Job =
Output the material beneath exactly, leaving nothing out.
------------------------------------
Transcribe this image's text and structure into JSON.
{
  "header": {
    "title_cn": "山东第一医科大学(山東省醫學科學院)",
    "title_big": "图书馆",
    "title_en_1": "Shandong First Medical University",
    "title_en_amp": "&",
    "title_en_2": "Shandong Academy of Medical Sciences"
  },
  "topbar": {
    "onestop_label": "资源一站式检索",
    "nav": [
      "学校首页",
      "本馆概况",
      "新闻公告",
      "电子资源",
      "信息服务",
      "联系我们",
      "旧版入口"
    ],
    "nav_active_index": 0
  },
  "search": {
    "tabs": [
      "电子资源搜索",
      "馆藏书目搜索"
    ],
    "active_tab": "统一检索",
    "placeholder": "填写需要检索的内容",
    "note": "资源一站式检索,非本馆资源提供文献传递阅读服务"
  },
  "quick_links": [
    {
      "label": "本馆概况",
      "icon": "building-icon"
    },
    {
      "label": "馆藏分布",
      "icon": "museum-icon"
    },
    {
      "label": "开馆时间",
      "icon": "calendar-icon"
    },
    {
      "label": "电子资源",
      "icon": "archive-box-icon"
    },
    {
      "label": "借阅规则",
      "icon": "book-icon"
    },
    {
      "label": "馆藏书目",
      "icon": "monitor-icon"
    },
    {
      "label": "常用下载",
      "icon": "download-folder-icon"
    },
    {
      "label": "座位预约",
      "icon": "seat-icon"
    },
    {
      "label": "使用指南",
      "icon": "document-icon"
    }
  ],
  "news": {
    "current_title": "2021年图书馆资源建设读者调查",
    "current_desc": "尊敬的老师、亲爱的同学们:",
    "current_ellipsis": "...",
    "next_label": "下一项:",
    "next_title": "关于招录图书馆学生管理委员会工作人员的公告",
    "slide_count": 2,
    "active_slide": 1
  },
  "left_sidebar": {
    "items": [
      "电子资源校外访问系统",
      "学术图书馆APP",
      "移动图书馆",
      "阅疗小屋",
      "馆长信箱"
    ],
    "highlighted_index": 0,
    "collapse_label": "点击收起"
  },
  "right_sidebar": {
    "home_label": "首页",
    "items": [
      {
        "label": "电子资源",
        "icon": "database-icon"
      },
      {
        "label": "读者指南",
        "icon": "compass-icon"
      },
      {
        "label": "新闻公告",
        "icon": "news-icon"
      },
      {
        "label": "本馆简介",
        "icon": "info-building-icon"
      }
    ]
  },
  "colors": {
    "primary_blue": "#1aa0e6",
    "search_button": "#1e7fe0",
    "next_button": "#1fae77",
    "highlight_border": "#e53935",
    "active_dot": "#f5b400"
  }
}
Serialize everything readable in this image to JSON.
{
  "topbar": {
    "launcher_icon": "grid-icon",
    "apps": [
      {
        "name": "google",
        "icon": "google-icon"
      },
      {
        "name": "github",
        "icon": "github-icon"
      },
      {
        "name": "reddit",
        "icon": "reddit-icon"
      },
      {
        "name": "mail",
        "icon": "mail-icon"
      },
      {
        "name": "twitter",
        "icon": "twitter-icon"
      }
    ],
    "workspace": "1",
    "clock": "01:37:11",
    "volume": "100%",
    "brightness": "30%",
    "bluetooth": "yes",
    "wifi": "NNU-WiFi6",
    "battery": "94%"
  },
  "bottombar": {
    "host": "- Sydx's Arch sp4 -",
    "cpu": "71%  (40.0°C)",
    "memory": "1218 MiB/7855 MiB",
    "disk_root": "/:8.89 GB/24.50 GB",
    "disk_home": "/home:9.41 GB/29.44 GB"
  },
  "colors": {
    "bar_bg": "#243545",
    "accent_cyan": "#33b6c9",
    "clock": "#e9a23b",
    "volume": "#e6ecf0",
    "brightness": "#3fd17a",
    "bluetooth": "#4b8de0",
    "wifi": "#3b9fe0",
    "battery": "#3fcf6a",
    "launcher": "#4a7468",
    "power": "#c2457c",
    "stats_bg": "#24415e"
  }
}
------------------------------------
Task solution =
Transcribe this image's text and structure into JSON.
{
  "header": {
    "title_cn": "山东第一医科大学(山東省醫學科學院)",
    "title_big": "图书馆",
    "title_en_1": "Shandong First Medical University",
    "title_en_amp": "&",
    "title_en_2": "Shandong Academy of Medical Sciences"
  },
  "topbar": {
    "onestop_label": "资源一站式检索",
    "nav": [
      "学校首页",
      "本馆概况",
      "新闻公告",
      "电子资源",
      "信息服务",
      "联系我们",
      "旧版入口"
    ],
    "nav_active_index": 0
  },
  "search": {
    "tabs": [
      "电子资源搜索",
      "馆藏书目搜索"
    ],
    "active_tab": "统一检索",
    "placeholder": "填写需要检索的内容",
    "note": "资源一站式检索,非本馆资源提供文献传递阅读服务"
  },
  "quick_links": [
    {
      "label": "本馆概况",
      "icon": "building-icon"
    },
    {
      "label": "馆藏分布",
      "icon": "museum-icon"
    },
    {
      "label": "开馆时间",
      "icon": "calendar-icon"
    },
    {
      "label": "电子资源",
      "icon": "archive-box-icon"
    },
    {
      "label": "借阅规则",
      "icon": "book-icon"
    },
    {
      "label": "馆藏书目",
      "icon": "monitor-icon"
    },
    {
      "label": "常用下载",
      "icon": "download-folder-icon"
    },
    {
      "label": "座位预约",
      "icon": "seat-icon"
    },
    {
      "label": "使用指南",
      "icon": "document-icon"
    }
  ],
  "news": {
    "current_title": "2021年图书馆资源建设读者调查",
    "current_desc": "尊敬的老师、亲爱的同学们:",
    "current_ellipsis": "...",
    "next_label": "下一项:",
    "next_title": "关于招录图书馆学生管理委员会工作人员的公告",
    "slide_count": 2,
    "active_slide": 1
  },
  "left_sidebar": {
    "items": [
      "电子资源校外访问系统",
      "学术图书馆APP",
      "移动图书馆",
      "阅疗小屋",
      "馆长信箱"
    ],
    "highlighted_index": 0,
    "collapse_label": "点击收起"
  },
  "right_sidebar": {
    "home_label": "首页",
    "items": [
      {
        "label": "电子资源",
        "icon": "database-icon"
      },
      {
        "label": "读者指南",
        "icon": "compass-icon"
      },
      {
        "label": "新闻公告",
        "icon": "news-icon"
      },
      {
        "label": "本馆简介",
        "icon": "info-building-icon"
      }
    ]
  },
  "colors": {
    "primary_blue": "#1aa0e6",
    "search_button": "#1e7fe0",
    "next_button": "#1fae77",
    "highlight_border": "#e53935",
    "active_dot": "#f5b400"
  }
}
Serialize everything readable in this image to JSON.
{
  "topbar": {
    "launcher_icon": "grid-icon",
    "apps": [
      {
        "name": "google",
        "icon": "google-icon"
      },
      {
        "name": "github",
        "icon": "github-icon"
      },
      {
        "name": "reddit",
        "icon": "reddit-icon"
      },
      {
        "name": "mail",
        "icon": "mail-icon"
      },
      {
        "name": "twitter",
        "icon": "twitter-icon"
      }
    ],
    "workspace": "1",
    "clock": "01:37:11",
    "volume": "100%",
    "brightness": "30%",
    "bluetooth": "yes",
    "wifi": "NNU-WiFi6",
    "battery": "94%"
  },
  "bottombar": {
    "host": "- Sydx's Arch sp4 -",
    "cpu": "71%  (40.0°C)",
    "memory": "1218 MiB/7855 MiB",
    "disk_root": "/:8.89 GB/24.50 GB",
    "disk_home": "/home:9.41 GB/29.44 GB"
  },
  "colors": {
    "bar_bg": "#243545",
    "accent_cyan": "#33b6c9",
    "clock": "#e9a23b",
    "volume": "#e6ecf0",
    "brightness": "#3fd17a",
    "bluetooth": "#4b8de0",
    "wifi": "#3b9fe0",
    "battery": "#3fcf6a",
    "launcher": "#4a7468",
    "power": "#c2457c",
    "stats_bg": "#24415e"
  }
}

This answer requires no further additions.